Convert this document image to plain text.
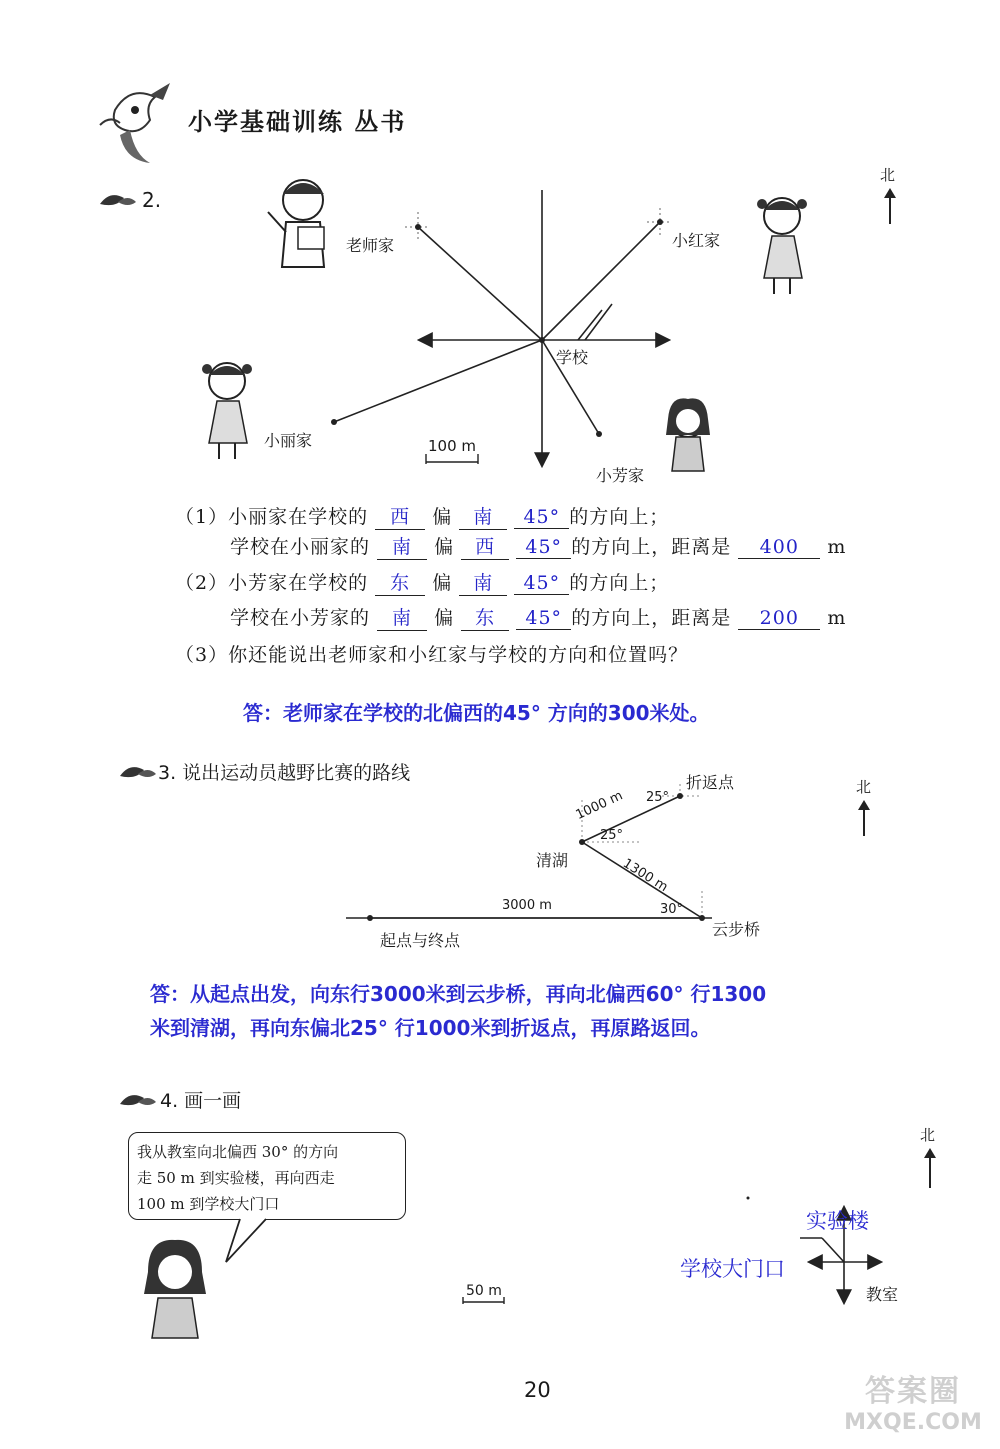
小学基础训练 丛书
2.
北
老师家	小红家
学校
小丽家
小芳家
100 m
（1）小丽家在学校的 西 偏 南 45° 的方向上；
学校在小丽家的 南 偏 西 45° 的方向上，距离是 400 m
（2）小芳家在学校的 东 偏 南 45° 的方向上；
学校在小芳家的 南 偏 东 45° 的方向上，距离是 200 m
（3）你还能说出老师家和小红家与学校的方向和位置吗？
答：老师家在学校的北偏西的45° 方向的300米处。
3. 说出运动员越野比赛的路线
北
折返点
清湖
起点与终点
云步桥
1000 m 25°
25°
1300 m
3000 m	30°
答：从起点出发，向东行3000米到云步桥，再向北偏西60° 行1300
米到清湖，再向东偏北25° 行1000米到折返点，再原路返回。
4. 画一画
我从教室向北偏西 30° 的方向
走 50 m 到实验楼，再向西走
100 m 到学校大门口
北
实验楼
学校大门口
教室
50 m
20	答案圈
MXQE.COM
--------------------
Short exercise => Which lines contain the word "的方向上"? Return each of them.

Exercise output =>
（1）小丽家在学校的 西 偏 南 45° 的方向上；
学校在小丽家的 南 偏 西 45° 的方向上，距离是 400 m
（2）小芳家在学校的 东 偏 南 45° 的方向上；
学校在小芳家的 南 偏 东 45° 的方向上，距离是 200 m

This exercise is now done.